----- EXERCISE MATERIAL
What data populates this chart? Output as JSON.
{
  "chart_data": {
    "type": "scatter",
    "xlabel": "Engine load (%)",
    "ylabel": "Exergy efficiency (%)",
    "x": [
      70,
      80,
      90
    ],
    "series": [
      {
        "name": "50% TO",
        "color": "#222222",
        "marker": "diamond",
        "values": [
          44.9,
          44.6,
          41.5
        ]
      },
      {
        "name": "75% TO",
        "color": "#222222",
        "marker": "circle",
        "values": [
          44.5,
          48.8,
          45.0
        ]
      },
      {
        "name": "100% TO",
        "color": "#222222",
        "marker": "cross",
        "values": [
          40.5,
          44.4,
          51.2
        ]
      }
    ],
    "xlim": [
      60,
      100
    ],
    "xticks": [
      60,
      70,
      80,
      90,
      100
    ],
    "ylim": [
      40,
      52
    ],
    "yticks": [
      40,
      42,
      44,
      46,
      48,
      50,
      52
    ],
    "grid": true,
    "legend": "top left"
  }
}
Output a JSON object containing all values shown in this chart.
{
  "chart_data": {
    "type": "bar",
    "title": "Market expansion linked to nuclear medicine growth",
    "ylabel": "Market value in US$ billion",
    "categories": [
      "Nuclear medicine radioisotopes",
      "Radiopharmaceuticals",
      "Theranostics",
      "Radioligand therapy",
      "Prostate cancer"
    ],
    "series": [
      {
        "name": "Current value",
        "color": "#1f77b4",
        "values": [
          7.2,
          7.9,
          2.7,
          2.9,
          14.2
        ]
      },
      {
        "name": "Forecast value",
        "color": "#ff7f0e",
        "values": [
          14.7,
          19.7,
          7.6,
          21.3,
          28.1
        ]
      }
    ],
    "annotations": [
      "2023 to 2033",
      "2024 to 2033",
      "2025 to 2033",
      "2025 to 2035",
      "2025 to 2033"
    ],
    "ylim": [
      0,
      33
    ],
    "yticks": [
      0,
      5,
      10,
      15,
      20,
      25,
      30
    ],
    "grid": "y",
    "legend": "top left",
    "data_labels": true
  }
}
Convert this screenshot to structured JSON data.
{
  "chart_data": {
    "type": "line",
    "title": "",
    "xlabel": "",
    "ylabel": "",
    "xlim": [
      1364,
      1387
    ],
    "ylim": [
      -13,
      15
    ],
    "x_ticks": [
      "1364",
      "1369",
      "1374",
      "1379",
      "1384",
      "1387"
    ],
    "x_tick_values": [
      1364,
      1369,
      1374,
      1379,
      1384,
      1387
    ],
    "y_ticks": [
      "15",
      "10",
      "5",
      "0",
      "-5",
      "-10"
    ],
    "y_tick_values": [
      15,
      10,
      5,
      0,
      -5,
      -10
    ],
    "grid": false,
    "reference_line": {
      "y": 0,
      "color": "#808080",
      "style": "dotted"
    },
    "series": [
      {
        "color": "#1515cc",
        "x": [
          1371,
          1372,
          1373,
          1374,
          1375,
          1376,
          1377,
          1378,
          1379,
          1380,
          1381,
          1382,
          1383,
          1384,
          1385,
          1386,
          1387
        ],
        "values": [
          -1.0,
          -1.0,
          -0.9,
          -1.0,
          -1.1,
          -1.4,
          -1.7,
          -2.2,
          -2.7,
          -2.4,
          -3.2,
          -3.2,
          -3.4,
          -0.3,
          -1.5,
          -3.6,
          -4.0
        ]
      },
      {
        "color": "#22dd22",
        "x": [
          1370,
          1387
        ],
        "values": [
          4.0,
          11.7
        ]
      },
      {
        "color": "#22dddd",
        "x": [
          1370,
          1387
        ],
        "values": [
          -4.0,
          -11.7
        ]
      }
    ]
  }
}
----------
■ WHAT IS REQUIRED
Tally up the lines holding the string "marker" in this listing, and report the total alone.

■ THE RESPONSE
3